== Exercise ==
Line by line, the entries below are to be reproduced unaltered.

[Document page transcription items]
'''

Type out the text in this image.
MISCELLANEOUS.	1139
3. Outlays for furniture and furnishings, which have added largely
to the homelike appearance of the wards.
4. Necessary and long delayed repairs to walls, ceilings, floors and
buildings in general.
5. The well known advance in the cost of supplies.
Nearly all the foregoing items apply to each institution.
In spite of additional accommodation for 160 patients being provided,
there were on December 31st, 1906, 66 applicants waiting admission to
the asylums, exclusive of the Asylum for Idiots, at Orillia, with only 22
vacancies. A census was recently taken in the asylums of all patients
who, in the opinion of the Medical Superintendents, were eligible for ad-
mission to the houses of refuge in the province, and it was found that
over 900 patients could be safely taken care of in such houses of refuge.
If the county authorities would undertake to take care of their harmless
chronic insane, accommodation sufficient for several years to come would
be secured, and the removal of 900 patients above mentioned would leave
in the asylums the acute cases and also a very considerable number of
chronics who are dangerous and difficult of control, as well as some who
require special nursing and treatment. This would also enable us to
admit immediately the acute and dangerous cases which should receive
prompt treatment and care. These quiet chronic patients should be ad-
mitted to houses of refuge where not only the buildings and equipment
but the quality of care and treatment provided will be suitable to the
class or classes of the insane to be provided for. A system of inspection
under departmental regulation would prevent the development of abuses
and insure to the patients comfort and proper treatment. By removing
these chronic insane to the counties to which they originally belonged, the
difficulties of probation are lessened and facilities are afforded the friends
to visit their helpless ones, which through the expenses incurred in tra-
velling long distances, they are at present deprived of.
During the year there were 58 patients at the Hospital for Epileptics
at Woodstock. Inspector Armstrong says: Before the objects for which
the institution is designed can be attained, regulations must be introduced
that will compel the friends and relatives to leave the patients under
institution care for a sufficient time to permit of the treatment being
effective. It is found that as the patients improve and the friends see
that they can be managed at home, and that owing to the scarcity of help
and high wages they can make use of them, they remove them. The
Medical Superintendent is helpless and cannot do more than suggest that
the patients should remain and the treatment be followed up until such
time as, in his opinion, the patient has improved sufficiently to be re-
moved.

'''

== Response area ==
Type out the text in this image.
MISCELLANEOUS.	1139
3. Outlays for furniture and furnishings, which have added largely
to the homelike appearance of the wards.
4. Necessary and long delayed repairs to walls, ceilings, floors and
buildings in general.
5. The well known advance in the cost of supplies.
Nearly all the foregoing items apply to each institution.
In spite of additional accommodation for 160 patients being provided,
there were on December 31st, 1906, 66 applicants waiting admission to
the asylums, exclusive of the Asylum for Idiots, at Orillia, with only 22
vacancies. A census was recently taken in the asylums of all patients
who, in the opinion of the Medical Superintendents, were eligible for ad-
mission to the houses of refuge in the province, and it was found that
over 900 patients could be safely taken care of in such houses of refuge.
If the county authorities would undertake to take care of their harmless
chronic insane, accommodation sufficient for several years to come would
be secured, and the removal of 900 patients above mentioned would leave
in the asylums the acute cases and also a very considerable number of
chronics who are dangerous and difficult of control, as well as some who
require special nursing and treatment. This would also enable us to
admit immediately the acute and dangerous cases which should receive
prompt treatment and care. These quiet chronic patients should be ad-
mitted to houses of refuge where not only the buildings and equipment
but the quality of care and treatment provided will be suitable to the
class or classes of the insane to be provided for. A system of inspection
under departmental regulation would prevent the development of abuses
and insure to the patients comfort and proper treatment. By removing
these chronic insane to the counties to which they originally belonged, the
difficulties of probation are lessened and facilities are afforded the friends
to visit their helpless ones, which through the expenses incurred in tra-
velling long distances, they are at present deprived of.
During the year there were 58 patients at the Hospital for Epileptics
at Woodstock. Inspector Armstrong says: Before the objects for which
the institution is designed can be attained, regulations must be introduced
that will compel the friends and relatives to leave the patients under
institution care for a sufficient time to permit of the treatment being
effective. It is found that as the patients improve and the friends see
that they can be managed at home, and that owing to the scarcity of help
and high wages they can make use of them, they remove them. The
Medical Superintendent is helpless and cannot do more than suggest that
the patients should remain and the treatment be followed up until such
time as, in his opinion, the patient has improved sufficiently to be re-
moved.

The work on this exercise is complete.